Items:
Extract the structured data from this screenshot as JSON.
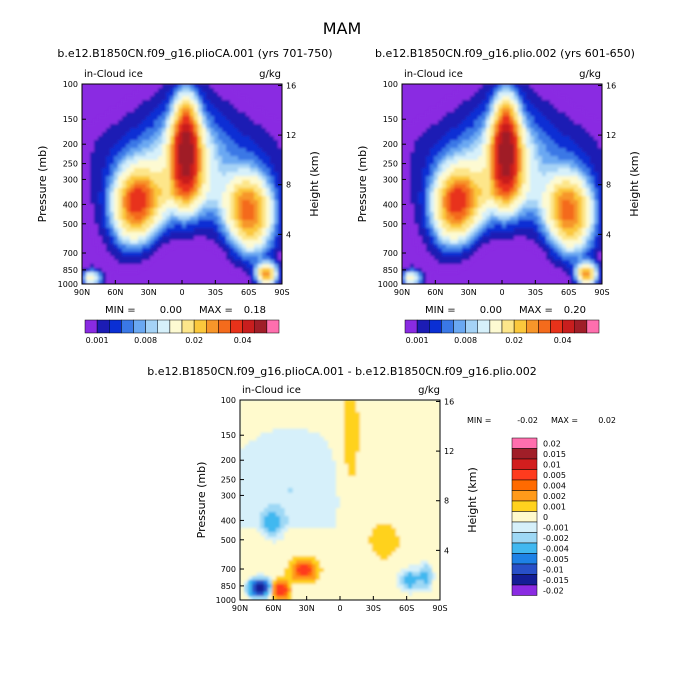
{
  "page_title": "MAM",
  "chart_data": [
    {
      "type": "heatmap",
      "title": "b.e12.B1850CN.f09_g16.plioCA.001 (yrs 701-750)",
      "left_label": "in-Cloud ice",
      "units_label": "g/kg",
      "ylabel": "Pressure (mb)",
      "y2label": "Height (km)",
      "x_ticks": [
        "90N",
        "60N",
        "30N",
        "0",
        "30S",
        "60S",
        "90S"
      ],
      "y_ticks": [
        "100",
        "150",
        "200",
        "250",
        "300",
        "400",
        "500",
        "700",
        "850",
        "1000"
      ],
      "y2_ticks": [
        "16",
        "12",
        "8",
        "4"
      ],
      "min_label": "MIN =",
      "min_value": "0.00",
      "max_label": "MAX =",
      "max_value": "0.18",
      "colorbar_labels": [
        "0.001",
        "0.008",
        "0.02",
        "0.04"
      ],
      "levels": [
        0.001,
        0.002,
        0.004,
        0.006,
        0.008,
        0.01,
        0.012,
        0.015,
        0.02,
        0.025,
        0.03,
        0.035,
        0.04,
        0.05,
        0.06,
        0.08
      ]
    },
    {
      "type": "heatmap",
      "title": "b.e12.B1850CN.f09_g16.plio.002 (yrs 601-650)",
      "left_label": "in-Cloud ice",
      "units_label": "g/kg",
      "ylabel": "Pressure (mb)",
      "y2label": "Height (km)",
      "x_ticks": [
        "90N",
        "60N",
        "30N",
        "0",
        "30S",
        "60S",
        "90S"
      ],
      "y_ticks": [
        "100",
        "150",
        "200",
        "250",
        "300",
        "400",
        "500",
        "700",
        "850",
        "1000"
      ],
      "y2_ticks": [
        "16",
        "12",
        "8",
        "4"
      ],
      "min_label": "MIN =",
      "min_value": "0.00",
      "max_label": "MAX =",
      "max_value": "0.20",
      "colorbar_labels": [
        "0.001",
        "0.008",
        "0.02",
        "0.04"
      ],
      "levels": [
        0.001,
        0.002,
        0.004,
        0.006,
        0.008,
        0.01,
        0.012,
        0.015,
        0.02,
        0.025,
        0.03,
        0.035,
        0.04,
        0.05,
        0.06,
        0.08
      ]
    },
    {
      "type": "heatmap",
      "title": "b.e12.B1850CN.f09_g16.plioCA.001 - b.e12.B1850CN.f09_g16.plio.002",
      "left_label": "in-Cloud ice",
      "units_label": "g/kg",
      "ylabel": "Pressure (mb)",
      "y2label": "Height (km)",
      "x_ticks": [
        "90N",
        "60N",
        "30N",
        "0",
        "30S",
        "60S",
        "90S"
      ],
      "y_ticks": [
        "100",
        "150",
        "200",
        "250",
        "300",
        "400",
        "500",
        "700",
        "850",
        "1000"
      ],
      "y2_ticks": [
        "16",
        "12",
        "8",
        "4"
      ],
      "min_label": "MIN =",
      "min_value": "-0.02",
      "max_label": "MAX =",
      "max_value": "0.02",
      "legend_labels": [
        "0.02",
        "0.015",
        "0.01",
        "0.005",
        "0.004",
        "0.002",
        "0.001",
        "0",
        "-0.001",
        "-0.002",
        "-0.004",
        "-0.005",
        "-0.01",
        "-0.015",
        "-0.02"
      ]
    }
  ],
  "colors": {
    "seq": [
      "#8a2be2",
      "#1c1cb4",
      "#0a2fd4",
      "#3a78e6",
      "#6aa8f2",
      "#a4d2f6",
      "#d6f0fa",
      "#fdfad2",
      "#fde68a",
      "#fbc83c",
      "#f7962a",
      "#f46b1c",
      "#e8321a",
      "#c81e1e",
      "#a01e28",
      "#ff6fae"
    ],
    "diff": [
      "#ff6fae",
      "#a01e28",
      "#d21e1e",
      "#ff3b1e",
      "#ff6a00",
      "#ff9a1a",
      "#ffd21e",
      "#fffacd",
      "#d6f0fa",
      "#9ed8f5",
      "#41b8f0",
      "#1e82e6",
      "#2850c8",
      "#141e96",
      "#8a2be2"
    ]
  }
}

Written request:
Make an exact copy of every entry above, minus the images.

Exercise result:
Extract the structured data from this screenshot as JSON.
{
  "page_title": "MAM",
  "chart_data": [
    {
      "type": "heatmap",
      "title": "b.e12.B1850CN.f09_g16.plioCA.001 (yrs 701-750)",
      "left_label": "in-Cloud ice",
      "units_label": "g/kg",
      "ylabel": "Pressure (mb)",
      "y2label": "Height (km)",
      "x_ticks": [
        "90N",
        "60N",
        "30N",
        "0",
        "30S",
        "60S",
        "90S"
      ],
      "y_ticks": [
        "100",
        "150",
        "200",
        "250",
        "300",
        "400",
        "500",
        "700",
        "850",
        "1000"
      ],
      "y2_ticks": [
        "16",
        "12",
        "8",
        "4"
      ],
      "min_label": "MIN =",
      "min_value": "0.00",
      "max_label": "MAX =",
      "max_value": "0.18",
      "colorbar_labels": [
        "0.001",
        "0.008",
        "0.02",
        "0.04"
      ],
      "levels": [
        0.001,
        0.002,
        0.004,
        0.006,
        0.008,
        0.01,
        0.012,
        0.015,
        0.02,
        0.025,
        0.03,
        0.035,
        0.04,
        0.05,
        0.06,
        0.08
      ]
    },
    {
      "type": "heatmap",
      "title": "b.e12.B1850CN.f09_g16.plio.002 (yrs 601-650)",
      "left_label": "in-Cloud ice",
      "units_label": "g/kg",
      "ylabel": "Pressure (mb)",
      "y2label": "Height (km)",
      "x_ticks": [
        "90N",
        "60N",
        "30N",
        "0",
        "30S",
        "60S",
        "90S"
      ],
      "y_ticks": [
        "100",
        "150",
        "200",
        "250",
        "300",
        "400",
        "500",
        "700",
        "850",
        "1000"
      ],
      "y2_ticks": [
        "16",
        "12",
        "8",
        "4"
      ],
      "min_label": "MIN =",
      "min_value": "0.00",
      "max_label": "MAX =",
      "max_value": "0.20",
      "colorbar_labels": [
        "0.001",
        "0.008",
        "0.02",
        "0.04"
      ],
      "levels": [
        0.001,
        0.002,
        0.004,
        0.006,
        0.008,
        0.01,
        0.012,
        0.015,
        0.02,
        0.025,
        0.03,
        0.035,
        0.04,
        0.05,
        0.06,
        0.08
      ]
    },
    {
      "type": "heatmap",
      "title": "b.e12.B1850CN.f09_g16.plioCA.001 - b.e12.B1850CN.f09_g16.plio.002",
      "left_label": "in-Cloud ice",
      "units_label": "g/kg",
      "ylabel": "Pressure (mb)",
      "y2label": "Height (km)",
      "x_ticks": [
        "90N",
        "60N",
        "30N",
        "0",
        "30S",
        "60S",
        "90S"
      ],
      "y_ticks": [
        "100",
        "150",
        "200",
        "250",
        "300",
        "400",
        "500",
        "700",
        "850",
        "1000"
      ],
      "y2_ticks": [
        "16",
        "12",
        "8",
        "4"
      ],
      "min_label": "MIN =",
      "min_value": "-0.02",
      "max_label": "MAX =",
      "max_value": "0.02",
      "legend_labels": [
        "0.02",
        "0.015",
        "0.01",
        "0.005",
        "0.004",
        "0.002",
        "0.001",
        "0",
        "-0.001",
        "-0.002",
        "-0.004",
        "-0.005",
        "-0.01",
        "-0.015",
        "-0.02"
      ]
    }
  ],
  "colors": {
    "seq": [
      "#8a2be2",
      "#1c1cb4",
      "#0a2fd4",
      "#3a78e6",
      "#6aa8f2",
      "#a4d2f6",
      "#d6f0fa",
      "#fdfad2",
      "#fde68a",
      "#fbc83c",
      "#f7962a",
      "#f46b1c",
      "#e8321a",
      "#c81e1e",
      "#a01e28",
      "#ff6fae"
    ],
    "diff": [
      "#ff6fae",
      "#a01e28",
      "#d21e1e",
      "#ff3b1e",
      "#ff6a00",
      "#ff9a1a",
      "#ffd21e",
      "#fffacd",
      "#d6f0fa",
      "#9ed8f5",
      "#41b8f0",
      "#1e82e6",
      "#2850c8",
      "#141e96",
      "#8a2be2"
    ]
  }
}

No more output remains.